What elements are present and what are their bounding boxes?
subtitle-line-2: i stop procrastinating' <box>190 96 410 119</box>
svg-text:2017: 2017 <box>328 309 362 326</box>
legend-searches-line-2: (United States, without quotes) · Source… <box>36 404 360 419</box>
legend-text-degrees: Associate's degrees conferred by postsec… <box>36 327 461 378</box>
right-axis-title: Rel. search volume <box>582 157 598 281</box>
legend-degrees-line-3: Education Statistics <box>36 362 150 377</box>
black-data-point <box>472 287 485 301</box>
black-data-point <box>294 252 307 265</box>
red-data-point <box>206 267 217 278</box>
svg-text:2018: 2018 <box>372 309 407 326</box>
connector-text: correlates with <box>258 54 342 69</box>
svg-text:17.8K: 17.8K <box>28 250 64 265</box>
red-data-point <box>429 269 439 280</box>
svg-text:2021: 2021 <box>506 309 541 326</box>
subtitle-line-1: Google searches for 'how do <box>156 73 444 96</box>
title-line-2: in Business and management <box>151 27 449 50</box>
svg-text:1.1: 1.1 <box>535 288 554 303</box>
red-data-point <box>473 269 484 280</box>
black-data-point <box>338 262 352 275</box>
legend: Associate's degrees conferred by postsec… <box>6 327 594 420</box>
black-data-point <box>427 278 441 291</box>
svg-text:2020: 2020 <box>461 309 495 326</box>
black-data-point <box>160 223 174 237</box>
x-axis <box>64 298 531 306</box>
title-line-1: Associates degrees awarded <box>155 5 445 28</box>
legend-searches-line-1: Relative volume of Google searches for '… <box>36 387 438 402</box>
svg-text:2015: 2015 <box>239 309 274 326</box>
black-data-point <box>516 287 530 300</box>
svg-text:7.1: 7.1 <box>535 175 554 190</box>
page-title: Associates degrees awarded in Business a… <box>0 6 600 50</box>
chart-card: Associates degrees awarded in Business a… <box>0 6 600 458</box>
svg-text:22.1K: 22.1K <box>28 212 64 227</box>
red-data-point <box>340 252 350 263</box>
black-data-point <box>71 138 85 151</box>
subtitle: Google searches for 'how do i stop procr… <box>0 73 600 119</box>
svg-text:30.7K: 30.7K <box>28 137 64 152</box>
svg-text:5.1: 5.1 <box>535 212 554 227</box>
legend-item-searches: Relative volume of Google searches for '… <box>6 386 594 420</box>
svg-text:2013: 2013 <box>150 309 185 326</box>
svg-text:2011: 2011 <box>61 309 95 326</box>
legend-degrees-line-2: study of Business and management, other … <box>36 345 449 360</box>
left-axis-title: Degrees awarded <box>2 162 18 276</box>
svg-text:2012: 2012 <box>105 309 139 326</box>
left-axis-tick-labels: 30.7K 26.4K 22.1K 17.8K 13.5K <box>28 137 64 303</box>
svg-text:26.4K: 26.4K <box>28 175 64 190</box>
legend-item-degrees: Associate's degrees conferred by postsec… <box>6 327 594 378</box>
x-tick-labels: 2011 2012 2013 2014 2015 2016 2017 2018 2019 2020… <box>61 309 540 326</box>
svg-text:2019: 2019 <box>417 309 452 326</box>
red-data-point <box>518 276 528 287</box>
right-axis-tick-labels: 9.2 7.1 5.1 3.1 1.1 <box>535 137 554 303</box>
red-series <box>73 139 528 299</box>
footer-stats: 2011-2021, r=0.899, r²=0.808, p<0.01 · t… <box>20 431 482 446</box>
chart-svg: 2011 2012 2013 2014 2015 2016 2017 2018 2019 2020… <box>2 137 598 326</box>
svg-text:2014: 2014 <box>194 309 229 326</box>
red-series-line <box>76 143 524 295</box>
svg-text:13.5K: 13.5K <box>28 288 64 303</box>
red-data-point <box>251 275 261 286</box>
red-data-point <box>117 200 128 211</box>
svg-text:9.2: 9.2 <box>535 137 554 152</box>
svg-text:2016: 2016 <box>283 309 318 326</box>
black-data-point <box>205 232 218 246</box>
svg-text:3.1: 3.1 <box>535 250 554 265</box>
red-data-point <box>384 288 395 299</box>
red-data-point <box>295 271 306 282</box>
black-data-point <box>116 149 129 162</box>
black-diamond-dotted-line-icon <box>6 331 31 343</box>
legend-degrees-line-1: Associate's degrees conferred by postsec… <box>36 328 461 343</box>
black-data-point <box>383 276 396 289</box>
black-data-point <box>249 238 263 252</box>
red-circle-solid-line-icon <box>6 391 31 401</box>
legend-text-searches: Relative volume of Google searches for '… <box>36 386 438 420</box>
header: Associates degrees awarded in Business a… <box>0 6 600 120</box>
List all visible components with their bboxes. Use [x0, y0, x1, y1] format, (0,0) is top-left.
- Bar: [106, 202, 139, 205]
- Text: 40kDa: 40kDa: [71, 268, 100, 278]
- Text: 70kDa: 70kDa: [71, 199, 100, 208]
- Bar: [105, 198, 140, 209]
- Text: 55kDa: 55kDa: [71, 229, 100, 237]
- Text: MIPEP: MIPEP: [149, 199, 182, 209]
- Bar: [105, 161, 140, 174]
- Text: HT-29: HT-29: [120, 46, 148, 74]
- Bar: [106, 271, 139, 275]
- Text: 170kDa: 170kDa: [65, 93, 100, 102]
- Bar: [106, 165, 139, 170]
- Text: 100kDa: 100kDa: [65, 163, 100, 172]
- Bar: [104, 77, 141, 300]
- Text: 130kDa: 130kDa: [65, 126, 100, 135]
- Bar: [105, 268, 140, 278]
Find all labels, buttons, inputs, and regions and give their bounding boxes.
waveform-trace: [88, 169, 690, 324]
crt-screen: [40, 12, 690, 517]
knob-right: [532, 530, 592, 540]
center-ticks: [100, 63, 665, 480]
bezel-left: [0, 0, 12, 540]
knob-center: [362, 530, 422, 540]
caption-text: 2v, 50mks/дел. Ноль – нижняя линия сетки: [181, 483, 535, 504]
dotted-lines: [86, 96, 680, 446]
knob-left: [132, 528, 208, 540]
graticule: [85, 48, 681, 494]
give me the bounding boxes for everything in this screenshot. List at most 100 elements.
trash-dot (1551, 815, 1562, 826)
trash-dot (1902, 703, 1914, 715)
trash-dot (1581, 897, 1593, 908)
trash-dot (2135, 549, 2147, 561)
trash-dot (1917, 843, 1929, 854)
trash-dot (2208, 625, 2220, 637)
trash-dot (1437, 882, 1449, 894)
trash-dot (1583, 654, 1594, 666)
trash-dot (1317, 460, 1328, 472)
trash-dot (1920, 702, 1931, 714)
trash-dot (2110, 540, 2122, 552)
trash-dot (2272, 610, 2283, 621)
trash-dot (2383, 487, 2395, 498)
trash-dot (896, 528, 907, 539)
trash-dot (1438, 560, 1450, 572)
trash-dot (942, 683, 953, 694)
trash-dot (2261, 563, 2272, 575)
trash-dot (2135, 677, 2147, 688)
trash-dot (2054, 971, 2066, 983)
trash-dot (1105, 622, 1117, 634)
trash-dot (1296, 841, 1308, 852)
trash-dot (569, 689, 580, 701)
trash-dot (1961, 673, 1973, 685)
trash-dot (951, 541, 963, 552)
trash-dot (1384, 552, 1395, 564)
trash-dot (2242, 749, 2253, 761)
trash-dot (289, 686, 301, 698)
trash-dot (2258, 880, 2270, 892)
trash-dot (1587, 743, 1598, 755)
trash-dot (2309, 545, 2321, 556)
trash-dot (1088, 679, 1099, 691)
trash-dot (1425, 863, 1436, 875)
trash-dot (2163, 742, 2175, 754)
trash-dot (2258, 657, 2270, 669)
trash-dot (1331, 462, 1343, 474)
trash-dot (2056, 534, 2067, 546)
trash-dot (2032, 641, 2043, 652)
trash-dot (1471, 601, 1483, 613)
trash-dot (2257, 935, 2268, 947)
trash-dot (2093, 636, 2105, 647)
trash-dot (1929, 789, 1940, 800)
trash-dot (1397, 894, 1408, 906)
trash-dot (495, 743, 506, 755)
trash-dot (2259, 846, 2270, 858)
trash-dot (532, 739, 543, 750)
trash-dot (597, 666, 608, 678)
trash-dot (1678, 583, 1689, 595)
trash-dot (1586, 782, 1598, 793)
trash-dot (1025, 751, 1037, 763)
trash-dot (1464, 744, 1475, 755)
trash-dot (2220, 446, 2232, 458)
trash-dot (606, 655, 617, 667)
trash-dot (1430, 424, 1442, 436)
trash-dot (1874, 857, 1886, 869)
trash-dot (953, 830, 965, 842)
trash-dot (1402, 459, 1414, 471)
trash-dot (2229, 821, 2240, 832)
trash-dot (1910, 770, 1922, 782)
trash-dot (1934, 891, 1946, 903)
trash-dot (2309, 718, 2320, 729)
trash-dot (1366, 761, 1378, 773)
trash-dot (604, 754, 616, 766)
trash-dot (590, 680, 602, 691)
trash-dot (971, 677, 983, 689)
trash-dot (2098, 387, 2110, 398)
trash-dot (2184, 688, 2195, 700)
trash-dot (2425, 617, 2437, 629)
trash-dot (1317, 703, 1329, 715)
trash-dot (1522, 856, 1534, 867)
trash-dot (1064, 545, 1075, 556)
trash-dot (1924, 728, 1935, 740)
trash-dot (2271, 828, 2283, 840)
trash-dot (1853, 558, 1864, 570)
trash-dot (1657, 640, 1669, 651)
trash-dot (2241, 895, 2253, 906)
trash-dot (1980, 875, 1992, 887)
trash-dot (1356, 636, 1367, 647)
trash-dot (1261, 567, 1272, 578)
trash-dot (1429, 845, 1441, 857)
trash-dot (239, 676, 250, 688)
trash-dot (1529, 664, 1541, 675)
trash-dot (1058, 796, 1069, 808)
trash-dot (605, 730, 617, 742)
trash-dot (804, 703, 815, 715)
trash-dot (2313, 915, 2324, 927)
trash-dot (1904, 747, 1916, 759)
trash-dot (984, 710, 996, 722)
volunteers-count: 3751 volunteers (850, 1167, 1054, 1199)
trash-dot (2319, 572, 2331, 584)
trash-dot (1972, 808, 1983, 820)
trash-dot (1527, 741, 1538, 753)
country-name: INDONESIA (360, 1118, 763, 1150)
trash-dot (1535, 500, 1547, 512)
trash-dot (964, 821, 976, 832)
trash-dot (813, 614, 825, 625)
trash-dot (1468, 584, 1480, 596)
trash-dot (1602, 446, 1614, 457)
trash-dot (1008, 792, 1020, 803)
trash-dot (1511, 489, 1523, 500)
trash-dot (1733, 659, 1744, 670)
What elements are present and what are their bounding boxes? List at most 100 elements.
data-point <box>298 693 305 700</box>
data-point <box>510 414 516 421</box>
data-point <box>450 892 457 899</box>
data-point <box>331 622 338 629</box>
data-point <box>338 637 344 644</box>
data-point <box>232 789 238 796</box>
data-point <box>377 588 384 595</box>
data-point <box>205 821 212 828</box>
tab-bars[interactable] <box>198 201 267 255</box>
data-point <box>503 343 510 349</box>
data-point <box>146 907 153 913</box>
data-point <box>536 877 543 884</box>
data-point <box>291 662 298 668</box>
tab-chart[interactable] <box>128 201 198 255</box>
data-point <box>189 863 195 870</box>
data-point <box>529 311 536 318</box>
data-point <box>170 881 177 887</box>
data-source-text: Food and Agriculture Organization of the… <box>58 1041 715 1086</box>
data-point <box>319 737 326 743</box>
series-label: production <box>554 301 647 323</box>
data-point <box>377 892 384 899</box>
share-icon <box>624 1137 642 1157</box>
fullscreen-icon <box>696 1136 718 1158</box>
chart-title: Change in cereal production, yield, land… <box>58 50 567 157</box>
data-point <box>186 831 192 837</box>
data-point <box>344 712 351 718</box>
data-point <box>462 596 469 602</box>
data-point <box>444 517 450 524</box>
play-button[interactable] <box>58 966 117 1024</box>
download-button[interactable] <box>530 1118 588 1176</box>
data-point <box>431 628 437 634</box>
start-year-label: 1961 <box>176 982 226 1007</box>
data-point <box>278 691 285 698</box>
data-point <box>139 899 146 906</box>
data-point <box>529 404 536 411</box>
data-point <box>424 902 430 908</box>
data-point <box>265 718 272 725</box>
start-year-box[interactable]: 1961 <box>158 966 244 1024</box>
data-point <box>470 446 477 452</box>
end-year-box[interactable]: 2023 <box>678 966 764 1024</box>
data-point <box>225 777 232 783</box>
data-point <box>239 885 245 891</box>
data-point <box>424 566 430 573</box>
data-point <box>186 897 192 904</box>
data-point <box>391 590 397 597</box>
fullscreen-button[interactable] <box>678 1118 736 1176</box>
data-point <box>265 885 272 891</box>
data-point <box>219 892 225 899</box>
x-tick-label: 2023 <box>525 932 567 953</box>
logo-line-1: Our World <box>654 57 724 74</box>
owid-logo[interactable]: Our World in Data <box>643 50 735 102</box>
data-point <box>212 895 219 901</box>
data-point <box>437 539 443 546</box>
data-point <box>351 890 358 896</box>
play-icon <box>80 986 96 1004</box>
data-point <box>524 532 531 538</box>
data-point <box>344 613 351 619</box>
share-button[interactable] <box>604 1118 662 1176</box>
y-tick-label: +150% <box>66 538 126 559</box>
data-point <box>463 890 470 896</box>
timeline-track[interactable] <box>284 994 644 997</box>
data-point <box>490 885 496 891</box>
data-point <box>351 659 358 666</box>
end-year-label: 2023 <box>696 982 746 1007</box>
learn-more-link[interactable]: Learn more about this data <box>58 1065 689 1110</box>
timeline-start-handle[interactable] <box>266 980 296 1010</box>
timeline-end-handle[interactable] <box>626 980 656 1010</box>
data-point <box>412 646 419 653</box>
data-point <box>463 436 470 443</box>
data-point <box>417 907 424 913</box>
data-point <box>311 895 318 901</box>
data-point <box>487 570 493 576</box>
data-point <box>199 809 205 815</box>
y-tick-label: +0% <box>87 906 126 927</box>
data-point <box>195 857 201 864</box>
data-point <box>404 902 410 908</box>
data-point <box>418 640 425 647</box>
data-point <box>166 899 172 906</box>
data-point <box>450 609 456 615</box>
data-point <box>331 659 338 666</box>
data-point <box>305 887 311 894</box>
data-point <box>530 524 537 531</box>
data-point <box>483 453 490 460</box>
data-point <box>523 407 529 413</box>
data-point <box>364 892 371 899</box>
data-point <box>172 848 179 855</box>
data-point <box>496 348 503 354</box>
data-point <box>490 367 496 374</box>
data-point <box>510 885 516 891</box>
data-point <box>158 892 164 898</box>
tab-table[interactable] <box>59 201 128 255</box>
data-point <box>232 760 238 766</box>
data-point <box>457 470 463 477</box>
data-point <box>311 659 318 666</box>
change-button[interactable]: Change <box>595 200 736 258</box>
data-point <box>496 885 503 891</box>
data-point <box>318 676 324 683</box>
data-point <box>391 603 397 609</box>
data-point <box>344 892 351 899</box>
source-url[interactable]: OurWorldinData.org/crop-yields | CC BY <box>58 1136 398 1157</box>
──────
→ PROBLEM REQUIREMENTS: Render the data from its first line through the line containing "red-data-point <box>473 269 484 280</box>", both included, as a numbered list, leaving out any blank lines.

→ ANSWER TO THIS TASK:
1. What elements are present and what are their bounding boxes?
2. subtitle-line-2: i stop procrastinating' <box>190 96 410 119</box>
3. svg-text:2017: 2017 <box>328 309 362 326</box>
4. legend-searches-line-2: (United States, without quotes) · Source… <box>36 404 360 419</box>
5. legend-text-degrees: Associate's degrees conferred by postsec… <box>36 327 461 378</box>
6. right-axis-title: Rel. search volume <box>582 157 598 281</box>
7. legend-degrees-line-3: Education Statistics <box>36 362 150 377</box>
8. black-data-point <box>472 287 485 301</box>
9. black-data-point <box>294 252 307 265</box>
10. red-data-point <box>206 267 217 278</box>
11. svg-text:2018: 2018 <box>372 309 407 326</box>
12. connector-text: correlates with <box>258 54 342 69</box>
13. svg-text:17.8K: 17.8K <box>28 250 64 265</box>
14. red-data-point <box>429 269 439 280</box>
15. svg-text:2021: 2021 <box>506 309 541 326</box>
16. subtitle-line-1: Google searches for 'how do <box>156 73 444 96</box>
17. title-line-2: in Business and management <box>151 27 449 50</box>
18. svg-text:1.1: 1.1 <box>535 288 554 303</box>
19. red-data-point <box>473 269 484 280</box>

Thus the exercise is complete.